◆ **BRIEF**
No images are to be carried over; print all other material exactly as it stands.

◆ **INFORMATION GIVEN**
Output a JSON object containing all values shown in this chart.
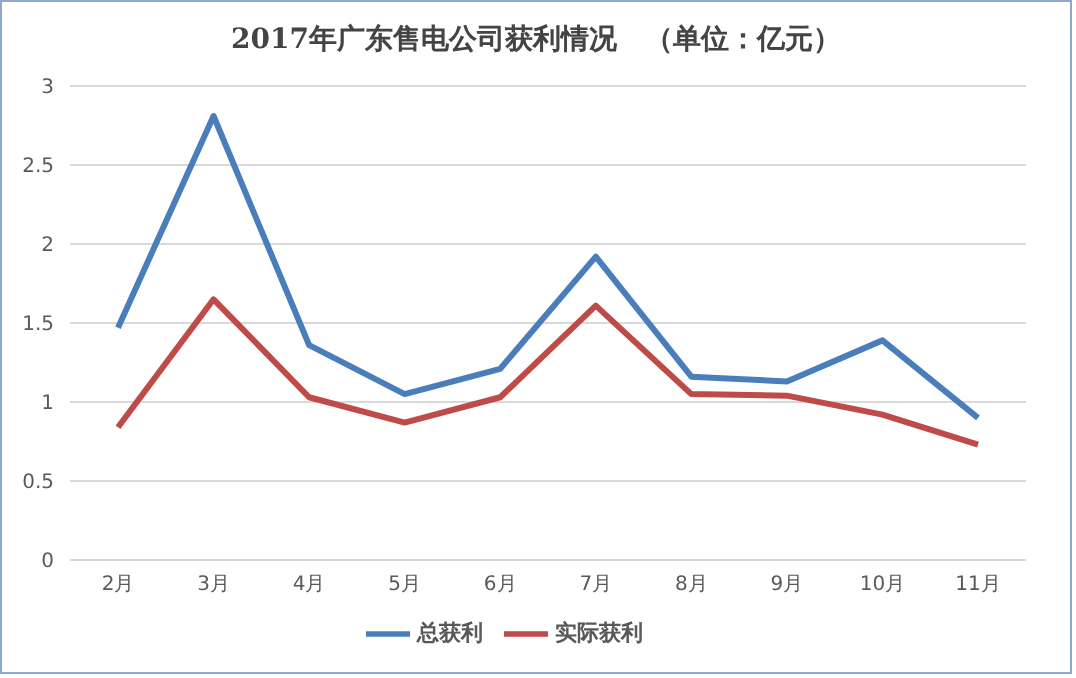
{
  "chart_data": {
    "type": "line",
    "title": "2017年广东售电公司获利情况　（单位：亿元）",
    "categories": [
      "2月",
      "3月",
      "4月",
      "5月",
      "6月",
      "7月",
      "8月",
      "9月",
      "10月",
      "11月"
    ],
    "series": [
      {
        "name": "总获利",
        "color": "#4a7ebb",
        "values": [
          1.47,
          2.81,
          1.36,
          1.05,
          1.21,
          1.92,
          1.16,
          1.13,
          1.39,
          0.9
        ]
      },
      {
        "name": "实际获利",
        "color": "#be4b48",
        "values": [
          0.84,
          1.65,
          1.03,
          0.87,
          1.03,
          1.61,
          1.05,
          1.04,
          0.92,
          0.73
        ]
      }
    ],
    "ylim": [
      0,
      3
    ],
    "yticks": [
      0,
      0.5,
      1,
      1.5,
      2,
      2.5,
      3
    ],
    "grid": "y",
    "legend": "bottom",
    "marker": "none",
    "line_style": "solid"
  }
}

◆ **CORRECT OUTPUT**
Output a JSON object containing all values shown in this chart.
{
  "chart_data": {
    "type": "line",
    "title": "2017年广东售电公司获利情况　（单位：亿元）",
    "categories": [
      "2月",
      "3月",
      "4月",
      "5月",
      "6月",
      "7月",
      "8月",
      "9月",
      "10月",
      "11月"
    ],
    "series": [
      {
        "name": "总获利",
        "color": "#4a7ebb",
        "values": [
          1.47,
          2.81,
          1.36,
          1.05,
          1.21,
          1.92,
          1.16,
          1.13,
          1.39,
          0.9
        ]
      },
      {
        "name": "实际获利",
        "color": "#be4b48",
        "values": [
          0.84,
          1.65,
          1.03,
          0.87,
          1.03,
          1.61,
          1.05,
          1.04,
          0.92,
          0.73
        ]
      }
    ],
    "ylim": [
      0,
      3
    ],
    "yticks": [
      0,
      0.5,
      1,
      1.5,
      2,
      2.5,
      3
    ],
    "grid": "y",
    "legend": "bottom",
    "marker": "none",
    "line_style": "solid"
  }
}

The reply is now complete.